** DOCUMENT EXCERPT **
▽
Maternal Immune Activation Induces Adolescent Cognitive Deficits Preceded by Developmental Perturbations in Cortical Reelin Signalling

Biomolecules 2023, 13(3), 489; https://doi.org/10.3390/biom13030489
by Rebecca M. Woods 1,*,†, Jarred M. Lorusso 1,*,†, Isabella Harris 1, Hager M. Kowash 2, Christopher Murgatroyd 3, Joanna C. Neill 4, Jocelyn D. Glazier 1, Michael Harte 4 and Reinmar Hager 1
Reviewer 1:
Reviewer 2: Anonymous
Reviewer 3: Anonymous
Biomolecules 2023, 13(3), 489; https://doi.org/10.3390/biom13030489
Submission received: 24 January 2023 / Revised: 2 March 2023 / Accepted: 4 March 2023 / Published: 7 March 2023
(This article belongs to the Special Issue Impact of Infection on the Brain in Development and Adulthood)

Round 1

Reviewer 1 Report

The study by Woods, Loruso et al. describes experiments in a PolyI:C induced MIA model of neurodevelopmental disorder.
△
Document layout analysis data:
▽
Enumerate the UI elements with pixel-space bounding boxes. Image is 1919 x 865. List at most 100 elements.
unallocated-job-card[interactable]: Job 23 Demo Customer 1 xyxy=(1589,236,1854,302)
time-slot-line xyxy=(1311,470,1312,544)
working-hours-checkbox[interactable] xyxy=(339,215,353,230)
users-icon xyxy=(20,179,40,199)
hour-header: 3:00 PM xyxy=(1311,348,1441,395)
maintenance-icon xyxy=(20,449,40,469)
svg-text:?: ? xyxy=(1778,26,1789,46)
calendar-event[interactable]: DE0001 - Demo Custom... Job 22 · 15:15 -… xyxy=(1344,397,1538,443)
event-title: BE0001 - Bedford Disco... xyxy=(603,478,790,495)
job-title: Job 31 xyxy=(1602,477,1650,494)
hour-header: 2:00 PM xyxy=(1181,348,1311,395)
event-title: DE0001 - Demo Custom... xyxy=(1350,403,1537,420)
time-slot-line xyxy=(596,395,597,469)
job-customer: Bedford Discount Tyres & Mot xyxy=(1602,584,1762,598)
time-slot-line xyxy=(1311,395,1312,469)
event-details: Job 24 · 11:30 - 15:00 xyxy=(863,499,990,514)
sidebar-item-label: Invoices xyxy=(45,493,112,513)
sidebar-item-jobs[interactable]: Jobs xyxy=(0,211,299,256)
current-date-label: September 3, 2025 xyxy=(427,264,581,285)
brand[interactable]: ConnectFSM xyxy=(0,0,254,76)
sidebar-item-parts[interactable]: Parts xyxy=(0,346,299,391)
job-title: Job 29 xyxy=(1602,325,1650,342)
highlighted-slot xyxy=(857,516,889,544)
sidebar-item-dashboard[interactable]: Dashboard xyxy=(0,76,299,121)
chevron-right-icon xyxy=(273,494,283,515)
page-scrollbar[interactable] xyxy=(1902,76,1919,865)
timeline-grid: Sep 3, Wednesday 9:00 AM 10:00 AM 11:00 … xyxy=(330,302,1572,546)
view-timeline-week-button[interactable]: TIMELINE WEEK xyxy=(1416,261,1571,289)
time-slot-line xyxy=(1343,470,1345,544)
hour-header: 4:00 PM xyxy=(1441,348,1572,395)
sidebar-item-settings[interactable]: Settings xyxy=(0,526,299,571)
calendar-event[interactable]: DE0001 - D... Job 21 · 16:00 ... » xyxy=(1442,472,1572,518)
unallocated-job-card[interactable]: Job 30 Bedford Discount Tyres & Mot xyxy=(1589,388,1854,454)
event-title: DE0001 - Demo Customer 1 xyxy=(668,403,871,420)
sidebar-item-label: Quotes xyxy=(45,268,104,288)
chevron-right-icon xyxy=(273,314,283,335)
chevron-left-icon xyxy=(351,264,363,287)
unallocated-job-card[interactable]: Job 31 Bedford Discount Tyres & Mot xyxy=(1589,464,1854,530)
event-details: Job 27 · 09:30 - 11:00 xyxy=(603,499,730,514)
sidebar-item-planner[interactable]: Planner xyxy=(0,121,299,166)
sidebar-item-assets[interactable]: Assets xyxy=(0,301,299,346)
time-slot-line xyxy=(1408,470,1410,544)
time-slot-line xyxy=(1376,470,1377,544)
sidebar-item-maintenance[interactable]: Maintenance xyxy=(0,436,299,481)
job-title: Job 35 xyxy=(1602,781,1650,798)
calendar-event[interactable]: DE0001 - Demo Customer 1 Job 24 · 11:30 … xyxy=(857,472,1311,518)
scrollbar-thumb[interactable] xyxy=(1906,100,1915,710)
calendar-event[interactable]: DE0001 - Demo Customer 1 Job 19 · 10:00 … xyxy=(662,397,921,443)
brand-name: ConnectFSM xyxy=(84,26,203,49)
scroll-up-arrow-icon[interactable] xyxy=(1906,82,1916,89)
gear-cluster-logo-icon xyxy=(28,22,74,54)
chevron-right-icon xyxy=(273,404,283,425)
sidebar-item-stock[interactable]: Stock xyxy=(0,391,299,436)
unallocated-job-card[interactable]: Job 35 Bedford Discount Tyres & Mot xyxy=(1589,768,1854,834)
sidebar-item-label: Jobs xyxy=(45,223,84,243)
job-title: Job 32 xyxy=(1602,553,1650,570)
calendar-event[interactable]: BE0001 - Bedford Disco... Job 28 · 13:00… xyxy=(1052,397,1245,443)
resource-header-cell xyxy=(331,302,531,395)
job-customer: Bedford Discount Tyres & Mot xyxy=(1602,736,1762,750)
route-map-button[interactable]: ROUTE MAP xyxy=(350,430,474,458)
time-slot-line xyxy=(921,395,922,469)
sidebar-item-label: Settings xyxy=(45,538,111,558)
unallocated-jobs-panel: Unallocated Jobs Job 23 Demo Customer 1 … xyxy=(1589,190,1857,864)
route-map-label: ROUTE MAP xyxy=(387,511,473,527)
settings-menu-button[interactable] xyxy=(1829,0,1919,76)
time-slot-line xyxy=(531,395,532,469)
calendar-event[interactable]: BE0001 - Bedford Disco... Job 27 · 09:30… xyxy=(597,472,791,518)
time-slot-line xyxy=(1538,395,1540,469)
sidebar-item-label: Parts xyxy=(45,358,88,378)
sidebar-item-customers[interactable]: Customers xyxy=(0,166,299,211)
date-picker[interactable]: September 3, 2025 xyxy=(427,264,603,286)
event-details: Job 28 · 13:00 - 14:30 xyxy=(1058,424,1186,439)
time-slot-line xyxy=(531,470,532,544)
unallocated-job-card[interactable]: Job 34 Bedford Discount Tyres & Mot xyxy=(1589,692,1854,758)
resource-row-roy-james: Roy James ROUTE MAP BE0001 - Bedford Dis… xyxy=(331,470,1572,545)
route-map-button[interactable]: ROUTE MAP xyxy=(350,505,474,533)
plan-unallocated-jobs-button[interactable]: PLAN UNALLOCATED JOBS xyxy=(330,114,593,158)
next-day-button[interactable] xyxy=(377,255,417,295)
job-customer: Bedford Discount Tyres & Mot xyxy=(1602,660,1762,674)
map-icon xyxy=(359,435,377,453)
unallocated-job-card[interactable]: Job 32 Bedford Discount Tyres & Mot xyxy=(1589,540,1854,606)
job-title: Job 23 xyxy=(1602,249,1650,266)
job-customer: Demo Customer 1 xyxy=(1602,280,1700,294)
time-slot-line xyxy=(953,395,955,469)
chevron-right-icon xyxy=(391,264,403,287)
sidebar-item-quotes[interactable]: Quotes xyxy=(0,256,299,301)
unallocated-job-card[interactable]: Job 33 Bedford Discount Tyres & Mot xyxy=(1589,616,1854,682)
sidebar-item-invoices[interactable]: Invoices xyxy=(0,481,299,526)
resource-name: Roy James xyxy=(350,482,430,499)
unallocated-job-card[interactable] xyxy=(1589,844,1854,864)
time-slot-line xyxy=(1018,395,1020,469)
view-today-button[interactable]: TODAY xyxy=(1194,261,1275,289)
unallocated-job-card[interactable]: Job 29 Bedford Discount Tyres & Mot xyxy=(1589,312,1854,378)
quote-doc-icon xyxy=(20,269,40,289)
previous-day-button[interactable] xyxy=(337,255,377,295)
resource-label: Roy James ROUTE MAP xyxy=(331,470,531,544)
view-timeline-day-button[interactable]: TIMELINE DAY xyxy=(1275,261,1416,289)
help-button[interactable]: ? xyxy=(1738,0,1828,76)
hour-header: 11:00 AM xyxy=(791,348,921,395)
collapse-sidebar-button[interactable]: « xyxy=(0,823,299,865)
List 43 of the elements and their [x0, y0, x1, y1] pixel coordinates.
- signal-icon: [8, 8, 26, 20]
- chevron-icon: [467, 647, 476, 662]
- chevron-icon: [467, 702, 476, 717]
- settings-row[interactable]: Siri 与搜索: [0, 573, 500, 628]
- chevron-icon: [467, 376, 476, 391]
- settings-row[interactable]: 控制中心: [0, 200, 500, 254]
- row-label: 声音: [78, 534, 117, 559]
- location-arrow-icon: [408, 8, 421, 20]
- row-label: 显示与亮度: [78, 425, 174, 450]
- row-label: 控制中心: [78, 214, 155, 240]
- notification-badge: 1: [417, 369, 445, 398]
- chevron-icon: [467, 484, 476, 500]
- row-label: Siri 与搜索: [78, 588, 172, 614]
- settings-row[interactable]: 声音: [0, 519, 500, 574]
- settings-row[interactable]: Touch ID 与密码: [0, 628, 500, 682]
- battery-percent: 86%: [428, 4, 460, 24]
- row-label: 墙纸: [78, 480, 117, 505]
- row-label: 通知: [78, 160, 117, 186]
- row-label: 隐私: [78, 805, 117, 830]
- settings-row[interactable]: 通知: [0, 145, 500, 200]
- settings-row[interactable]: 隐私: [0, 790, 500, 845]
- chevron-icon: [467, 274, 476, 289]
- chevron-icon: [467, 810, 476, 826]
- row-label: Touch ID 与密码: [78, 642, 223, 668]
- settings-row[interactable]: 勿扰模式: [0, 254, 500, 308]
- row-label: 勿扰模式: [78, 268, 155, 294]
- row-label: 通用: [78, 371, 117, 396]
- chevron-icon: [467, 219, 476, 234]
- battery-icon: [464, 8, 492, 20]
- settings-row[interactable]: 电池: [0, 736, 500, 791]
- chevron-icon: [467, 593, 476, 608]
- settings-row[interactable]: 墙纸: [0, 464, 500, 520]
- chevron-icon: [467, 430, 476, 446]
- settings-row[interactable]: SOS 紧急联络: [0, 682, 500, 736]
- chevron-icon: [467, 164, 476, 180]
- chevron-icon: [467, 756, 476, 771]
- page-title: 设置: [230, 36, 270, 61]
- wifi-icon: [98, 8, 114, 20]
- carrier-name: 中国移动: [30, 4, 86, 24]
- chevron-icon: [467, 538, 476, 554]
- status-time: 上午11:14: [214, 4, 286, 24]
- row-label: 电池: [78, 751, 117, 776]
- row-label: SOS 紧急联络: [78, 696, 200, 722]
△
** EXERCISE INSTRUCTIONS **
1) Do the following statements agree with the review excerpt? Answer yes or no for each and quote the deciding words. (a) The article was accepted on 4 March 2023. (b) Reviewer 2 is identified by name. (c) Reviewer 1 describes experiments in a PolyI:C induced MIA model.
2) Based on the article title in the review excerpt, explain in one to three sentences what causes the adolescent cognitive deficits and what comes before them.
3) Please extract the part of the review excerpt from "Maternal Immune Activation" to "Development and Adulthood)".
This material stands apart from the review excerpt.

** RESULTS **
1)
(a) Yes: "Accepted: 4 March 2023"
(b) No: "Reviewer 2: Anonymous"
(c) Yes: "describes experiments in a PolyI:C induced MIA model of neurodevelopmental disorder"

2) The title says maternal immune activation induces the adolescent cognitive deficits. It also says developmental perturbations in cortical Reelin signalling precede these deficits.

3)
Maternal Immune Activation Induces Adolescent Cognitive Deficits Preceded by Developmental Perturbations in Cortical Reelin Signalling

Biomolecules 2023, 13(3), 489; https://doi.org/10.3390/biom13030489
by Rebecca M. Woods 1,*,†, Jarred M. Lorusso 1,*,†, Isabella Harris 1, Hager M. Kowash 2, Christopher Murgatroyd 3, Joanna C. Neill 4, Jocelyn D. Glazier 1, Michael Harte 4 and Reinmar Hager 1
Reviewer 1:
Reviewer 2: Anonymous
Reviewer 3: Anonymous
Biomolecules 2023, 13(3), 489; https://doi.org/10.3390/biom13030489
Submission received: 24 January 2023 / Revised: 2 March 2023 / Accepted: 4 March 2023 / Published: 7 March 2023
(This article belongs to the Special Issue Impact of Infection on the Brain in Development and Adulthood)